## Begin Source records
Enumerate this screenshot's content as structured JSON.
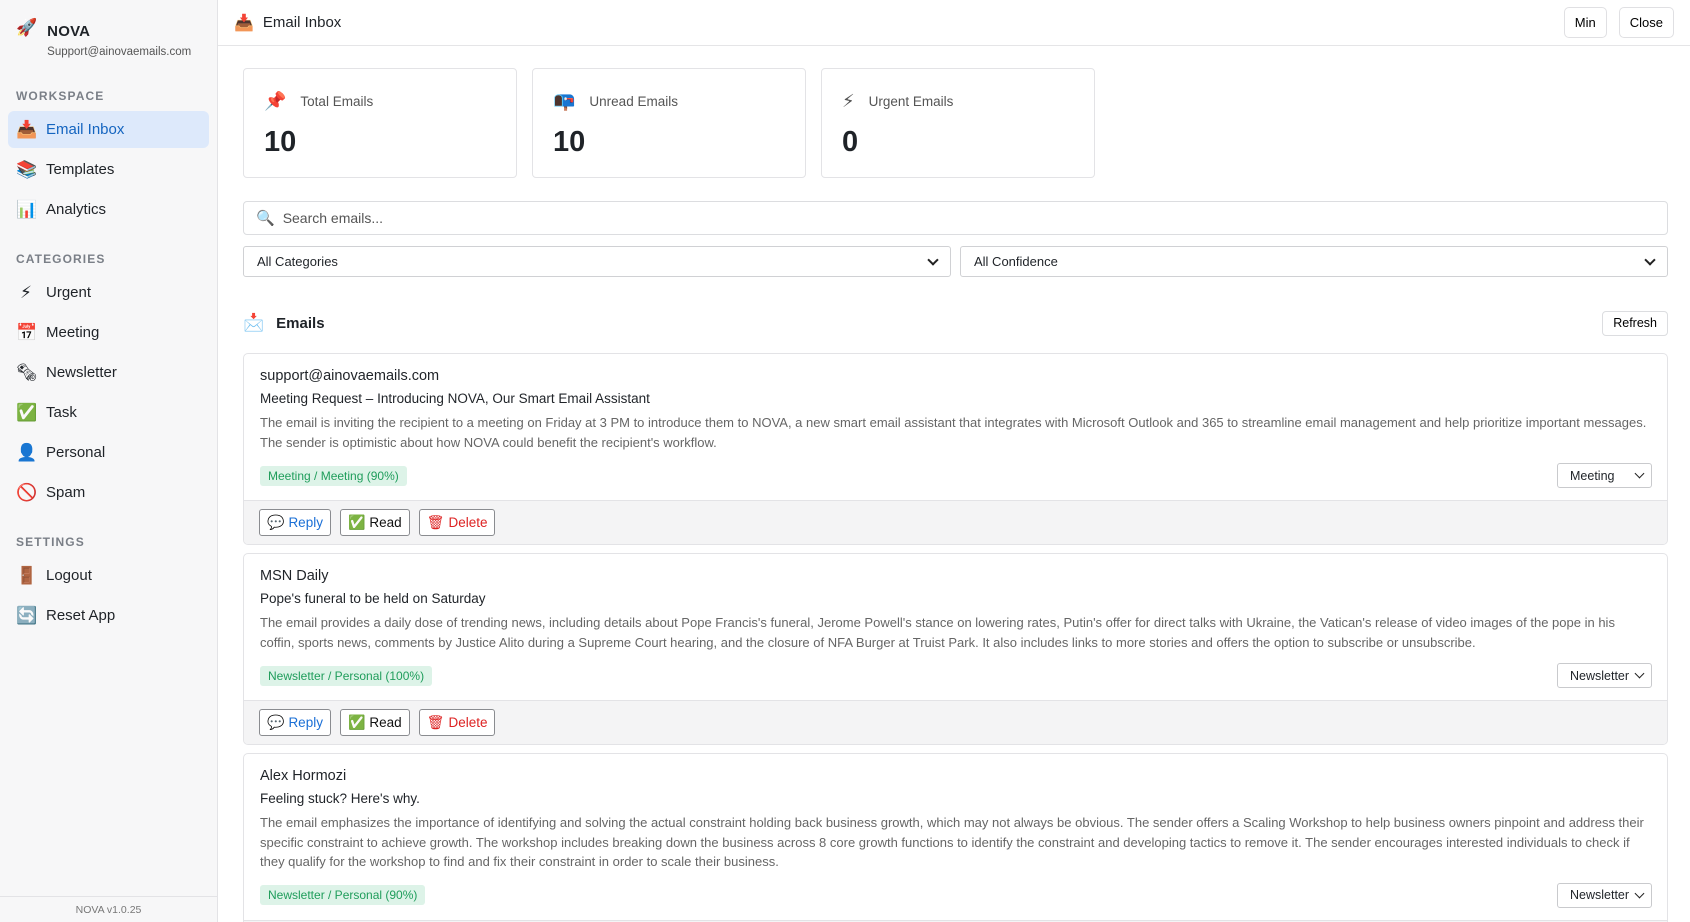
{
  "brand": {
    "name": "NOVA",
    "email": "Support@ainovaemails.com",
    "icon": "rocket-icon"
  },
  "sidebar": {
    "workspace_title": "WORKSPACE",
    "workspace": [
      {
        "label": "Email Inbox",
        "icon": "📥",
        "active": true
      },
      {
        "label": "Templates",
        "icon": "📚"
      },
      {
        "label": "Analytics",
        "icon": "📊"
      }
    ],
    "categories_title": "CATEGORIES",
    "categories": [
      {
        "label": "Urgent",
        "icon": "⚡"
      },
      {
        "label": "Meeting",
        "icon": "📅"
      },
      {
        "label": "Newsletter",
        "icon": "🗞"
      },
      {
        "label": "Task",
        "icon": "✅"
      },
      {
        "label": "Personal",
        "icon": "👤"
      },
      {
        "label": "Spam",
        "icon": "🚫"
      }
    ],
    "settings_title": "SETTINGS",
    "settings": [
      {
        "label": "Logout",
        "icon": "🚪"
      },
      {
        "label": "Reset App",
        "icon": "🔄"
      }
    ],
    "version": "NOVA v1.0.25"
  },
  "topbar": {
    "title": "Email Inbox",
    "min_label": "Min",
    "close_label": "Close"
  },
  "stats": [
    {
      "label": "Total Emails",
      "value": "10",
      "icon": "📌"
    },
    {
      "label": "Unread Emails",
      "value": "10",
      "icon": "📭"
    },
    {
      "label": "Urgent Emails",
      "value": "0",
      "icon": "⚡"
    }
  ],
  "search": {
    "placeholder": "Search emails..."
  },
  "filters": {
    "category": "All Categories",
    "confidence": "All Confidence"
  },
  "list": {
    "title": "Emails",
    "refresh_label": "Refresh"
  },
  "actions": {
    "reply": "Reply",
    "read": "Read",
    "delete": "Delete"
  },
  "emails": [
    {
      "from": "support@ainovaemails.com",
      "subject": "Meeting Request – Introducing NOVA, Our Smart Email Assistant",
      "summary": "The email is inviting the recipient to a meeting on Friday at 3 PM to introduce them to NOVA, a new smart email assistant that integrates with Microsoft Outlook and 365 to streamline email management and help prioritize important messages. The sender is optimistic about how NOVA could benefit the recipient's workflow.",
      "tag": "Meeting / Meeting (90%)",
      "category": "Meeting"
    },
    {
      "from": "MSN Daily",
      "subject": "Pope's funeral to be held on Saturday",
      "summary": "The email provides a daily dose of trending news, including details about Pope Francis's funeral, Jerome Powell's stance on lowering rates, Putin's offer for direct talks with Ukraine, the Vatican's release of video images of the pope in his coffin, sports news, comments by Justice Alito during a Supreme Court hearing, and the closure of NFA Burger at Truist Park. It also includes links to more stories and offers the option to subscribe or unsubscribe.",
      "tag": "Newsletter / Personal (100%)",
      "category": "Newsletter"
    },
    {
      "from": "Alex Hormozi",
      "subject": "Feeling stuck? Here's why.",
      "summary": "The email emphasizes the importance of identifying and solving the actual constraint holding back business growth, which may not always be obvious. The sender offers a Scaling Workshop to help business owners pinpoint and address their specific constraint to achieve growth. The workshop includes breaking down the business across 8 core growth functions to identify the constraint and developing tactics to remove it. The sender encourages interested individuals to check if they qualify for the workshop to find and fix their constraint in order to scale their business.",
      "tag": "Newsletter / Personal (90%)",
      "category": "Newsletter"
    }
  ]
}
## End Source records
● What to do
Looking at the data above, how many lines hold the word "offers"? Respond with the number alone.

● Worked answer
2